Items from a figure collection:
________

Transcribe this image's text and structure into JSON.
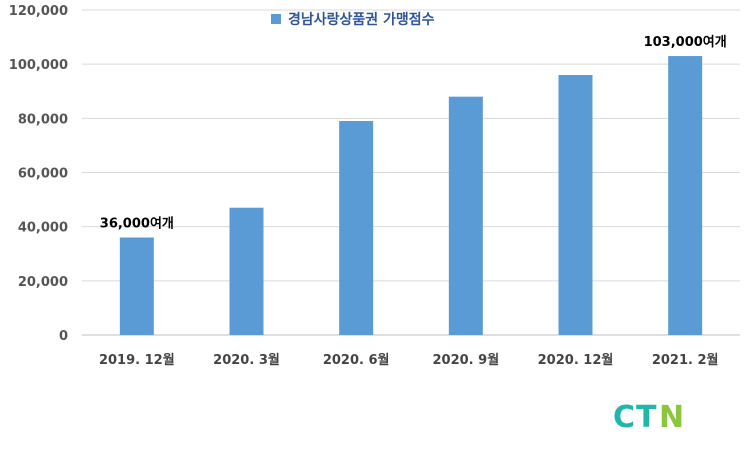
{
  "chart_data": {
    "type": "bar",
    "categories": [
      "2019. 12월",
      "2020. 3월",
      "2020. 6월",
      "2020. 9월",
      "2020. 12월",
      "2021. 2월"
    ],
    "series": [
      {
        "name": "경남사랑상품권 가맹점수",
        "values": [
          36000,
          47000,
          79000,
          88000,
          96000,
          103000
        ],
        "color": "#5b9bd5"
      }
    ],
    "data_labels": [
      {
        "category_index": 0,
        "text": "36,000여개"
      },
      {
        "category_index": 5,
        "text": "103,000여개"
      }
    ],
    "ylim": [
      0,
      120000
    ],
    "yticks": [
      0,
      20000,
      40000,
      60000,
      80000,
      100000,
      120000
    ],
    "ytick_labels": [
      "0",
      "20,000",
      "40,000",
      "60,000",
      "80,000",
      "100,000",
      "120,000"
    ],
    "grid": true,
    "legend_position": "top"
  },
  "logo": {
    "text": "CTN",
    "colors": {
      "C": "#1fb8a8",
      "T": "#1fb8a8",
      "N": "#8cc63f"
    }
  }
}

________

#### WHAT TO WORK ON:
Quote the listing above in full, except for the pictures.

#### FULL RESPONSE:
Transcribe this image's text and structure into JSON.
{
  "chart_data": {
    "type": "bar",
    "categories": [
      "2019. 12월",
      "2020. 3월",
      "2020. 6월",
      "2020. 9월",
      "2020. 12월",
      "2021. 2월"
    ],
    "series": [
      {
        "name": "경남사랑상품권 가맹점수",
        "values": [
          36000,
          47000,
          79000,
          88000,
          96000,
          103000
        ],
        "color": "#5b9bd5"
      }
    ],
    "data_labels": [
      {
        "category_index": 0,
        "text": "36,000여개"
      },
      {
        "category_index": 5,
        "text": "103,000여개"
      }
    ],
    "ylim": [
      0,
      120000
    ],
    "yticks": [
      0,
      20000,
      40000,
      60000,
      80000,
      100000,
      120000
    ],
    "ytick_labels": [
      "0",
      "20,000",
      "40,000",
      "60,000",
      "80,000",
      "100,000",
      "120,000"
    ],
    "grid": true,
    "legend_position": "top"
  },
  "logo": {
    "text": "CTN",
    "colors": {
      "C": "#1fb8a8",
      "T": "#1fb8a8",
      "N": "#8cc63f"
    }
  }
}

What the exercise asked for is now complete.